# [Excerpted passage]
Where
Visual Kiddies
Become Visual Adults
now
playing: Nao Saejima's The World is Wanting Her (1999)
On
Saturday night, I went to my first Goth show in Tokyo; Rob (Secret
Secret) had a gig, and intro'd me to some of the organizers and other
bands, which was cool. Goth, i always pictured, was slow and boring;
not so, actually!
The
show was at Deseo, in Shibuya (you can see it from the Yamanote line
as you pull into the station). Cool club, oblong, with a nice stage,
and a standing area followed by a smaller table area, followed by
the bar, followed by thick double-doors that land you in the lobby.
There are some lockers available for stashing jackets (as there are
at Area, I don't think I ever mentioned that before), but I dumped
my gear in the band dressing room on the fourth floor because I had
a "staff" pass and top-level clearance, baybee! Interesting
place, that room, btw...
So
the bands were heavy, generally, which is good. Lots of makeup, lots
of black, but the focus, rather than on looking good, was on raging,
or being overly dramatic, or both. In the audience, lots of Bo-Peeps
and vinyl girls, just like a typical visual kei show at Area or Narciss:
but everyone was in their twenties instead of their teens. For me
(age: 900!) I felt much more at ease, and it was much easier to meet
people at random because that "Hello, I'm not a schoolgirl-chasing
perv (at least not an active one!)" thing was non-existent. I
could just say hi, smile (thanks mom for the braces!) and bang, a
brand new friend. Yeehaw!

# [Exercises]
1. Sum up the post about the Goth show in Tokyo in two sentences.
2. Carry on the post about the Goth show in Tokyo, picking up right after its last line.
The rows that come next aren't needed for this.

# [Extracted records]

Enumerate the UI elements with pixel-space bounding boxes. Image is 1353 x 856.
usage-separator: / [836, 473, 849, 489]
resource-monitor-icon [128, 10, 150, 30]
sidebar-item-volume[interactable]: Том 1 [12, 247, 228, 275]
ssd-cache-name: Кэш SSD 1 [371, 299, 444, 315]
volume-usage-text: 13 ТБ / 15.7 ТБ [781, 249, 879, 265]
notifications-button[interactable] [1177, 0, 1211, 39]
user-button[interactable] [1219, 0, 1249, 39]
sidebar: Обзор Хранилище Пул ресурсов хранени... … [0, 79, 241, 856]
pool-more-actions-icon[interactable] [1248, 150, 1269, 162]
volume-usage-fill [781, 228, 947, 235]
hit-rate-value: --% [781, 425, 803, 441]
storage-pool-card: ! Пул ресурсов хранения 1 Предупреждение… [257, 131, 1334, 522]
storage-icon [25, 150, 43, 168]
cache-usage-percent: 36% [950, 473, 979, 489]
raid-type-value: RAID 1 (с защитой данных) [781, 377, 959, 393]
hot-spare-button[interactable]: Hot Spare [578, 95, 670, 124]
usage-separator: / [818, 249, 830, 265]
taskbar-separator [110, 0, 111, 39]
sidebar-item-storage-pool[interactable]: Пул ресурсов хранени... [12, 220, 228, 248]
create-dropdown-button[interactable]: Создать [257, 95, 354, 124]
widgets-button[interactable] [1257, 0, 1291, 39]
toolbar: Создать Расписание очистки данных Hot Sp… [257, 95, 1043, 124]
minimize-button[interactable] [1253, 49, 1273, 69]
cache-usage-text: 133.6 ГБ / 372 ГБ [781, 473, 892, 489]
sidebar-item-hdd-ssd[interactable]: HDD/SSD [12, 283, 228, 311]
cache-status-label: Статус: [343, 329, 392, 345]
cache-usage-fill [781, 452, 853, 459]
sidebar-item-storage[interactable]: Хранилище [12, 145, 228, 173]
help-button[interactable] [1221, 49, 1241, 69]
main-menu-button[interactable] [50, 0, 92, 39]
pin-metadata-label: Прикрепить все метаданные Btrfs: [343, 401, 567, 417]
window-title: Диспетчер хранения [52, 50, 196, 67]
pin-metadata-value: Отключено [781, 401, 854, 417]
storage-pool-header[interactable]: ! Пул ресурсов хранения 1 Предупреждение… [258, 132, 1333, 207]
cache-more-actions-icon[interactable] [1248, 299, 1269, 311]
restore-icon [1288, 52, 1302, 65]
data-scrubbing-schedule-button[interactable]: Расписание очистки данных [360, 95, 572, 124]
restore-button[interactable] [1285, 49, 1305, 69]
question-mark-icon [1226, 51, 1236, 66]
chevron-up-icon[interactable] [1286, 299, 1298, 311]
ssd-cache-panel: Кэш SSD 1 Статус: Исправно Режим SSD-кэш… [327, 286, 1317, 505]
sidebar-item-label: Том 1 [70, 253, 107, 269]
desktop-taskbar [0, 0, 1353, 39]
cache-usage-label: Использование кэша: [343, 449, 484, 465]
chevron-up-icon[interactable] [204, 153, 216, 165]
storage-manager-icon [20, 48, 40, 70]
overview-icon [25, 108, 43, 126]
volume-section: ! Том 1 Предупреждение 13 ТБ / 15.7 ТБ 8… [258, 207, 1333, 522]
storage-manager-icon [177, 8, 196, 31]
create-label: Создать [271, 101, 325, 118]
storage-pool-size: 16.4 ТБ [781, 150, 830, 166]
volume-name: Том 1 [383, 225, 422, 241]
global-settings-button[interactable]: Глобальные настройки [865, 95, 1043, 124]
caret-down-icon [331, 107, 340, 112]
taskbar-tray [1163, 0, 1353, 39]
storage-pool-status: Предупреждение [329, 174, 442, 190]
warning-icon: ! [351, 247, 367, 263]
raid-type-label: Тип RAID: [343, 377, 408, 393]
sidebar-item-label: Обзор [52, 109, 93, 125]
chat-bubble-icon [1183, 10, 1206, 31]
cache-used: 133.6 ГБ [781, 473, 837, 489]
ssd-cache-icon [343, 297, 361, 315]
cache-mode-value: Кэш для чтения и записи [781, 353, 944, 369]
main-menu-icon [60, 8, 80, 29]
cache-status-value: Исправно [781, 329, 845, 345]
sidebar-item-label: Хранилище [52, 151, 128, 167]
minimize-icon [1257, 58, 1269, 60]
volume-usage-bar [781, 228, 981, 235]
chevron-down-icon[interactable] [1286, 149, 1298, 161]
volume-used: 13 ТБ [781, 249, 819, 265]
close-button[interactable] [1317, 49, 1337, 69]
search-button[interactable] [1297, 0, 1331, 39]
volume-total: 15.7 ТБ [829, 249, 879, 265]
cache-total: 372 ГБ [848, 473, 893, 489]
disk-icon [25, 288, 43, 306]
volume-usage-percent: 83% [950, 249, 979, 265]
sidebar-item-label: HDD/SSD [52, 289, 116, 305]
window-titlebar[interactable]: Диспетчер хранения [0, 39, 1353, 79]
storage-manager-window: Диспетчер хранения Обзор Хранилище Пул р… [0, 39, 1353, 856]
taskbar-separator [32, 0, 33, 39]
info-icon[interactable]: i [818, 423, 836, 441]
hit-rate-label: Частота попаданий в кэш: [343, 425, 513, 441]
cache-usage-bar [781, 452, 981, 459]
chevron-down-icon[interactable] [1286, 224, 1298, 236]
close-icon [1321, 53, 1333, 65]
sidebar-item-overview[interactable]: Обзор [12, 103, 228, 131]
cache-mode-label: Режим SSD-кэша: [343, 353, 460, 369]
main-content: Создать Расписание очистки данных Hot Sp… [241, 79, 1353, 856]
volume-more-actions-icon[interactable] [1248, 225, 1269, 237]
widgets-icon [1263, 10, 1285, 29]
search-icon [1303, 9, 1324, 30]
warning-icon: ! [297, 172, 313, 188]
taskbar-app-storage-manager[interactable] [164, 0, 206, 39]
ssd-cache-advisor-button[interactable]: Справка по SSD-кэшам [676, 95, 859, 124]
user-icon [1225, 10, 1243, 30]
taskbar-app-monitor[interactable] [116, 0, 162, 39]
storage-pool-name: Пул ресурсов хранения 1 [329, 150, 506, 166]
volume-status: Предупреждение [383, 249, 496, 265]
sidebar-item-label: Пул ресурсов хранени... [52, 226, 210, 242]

# [Exercise answers]
1. On a Saturday night, the writer went to a first Goth show in Tokyo, held at Deseo in Shibuya, where Rob of Secret Secret had a gig and introduced the writer to some of the organizers and other bands. The bands were heavy and dramatic rather than slow and boring, and because the crowd was in their twenties instead of their teens, the writer felt much more at ease and found it easy to make new friends.

2.
For
this reason, I actually didn't watch a whole lot of the bands; but
i did get to watch their soundcheck before the show, and that was
cool -- the soundboard guy would go, "Okay, guitarist, level
check!" and the guitarist would play a few bars of a song, stop
on the soundguy's command, bow and say thank you and then they'd move
on to the next band member. After everyone'd been checked, they'd
run though a song together, and poof, done. So the whole check was
quick, painless, attitude-free, and resulted in a nicely balanced
sound, not like American clubs at all ("soundcheck? what's that?
we'll worry about it during the show!")
The
show started at midnight: my train left at 11:30. So I was ready to
be there all night. My first planned all-nighter...
The
show ran from 12am to 5am or so. Then everyone headed to the adjoining
dance club downstairs (at additional cost, unless you had a staff
badge as I had) for a couple hours of dancing. But then everyone 30
minutes, some smaller act would take the stage and do their thing;
the best of these acts was a rap duo (I know, visual kei rap, ugh!)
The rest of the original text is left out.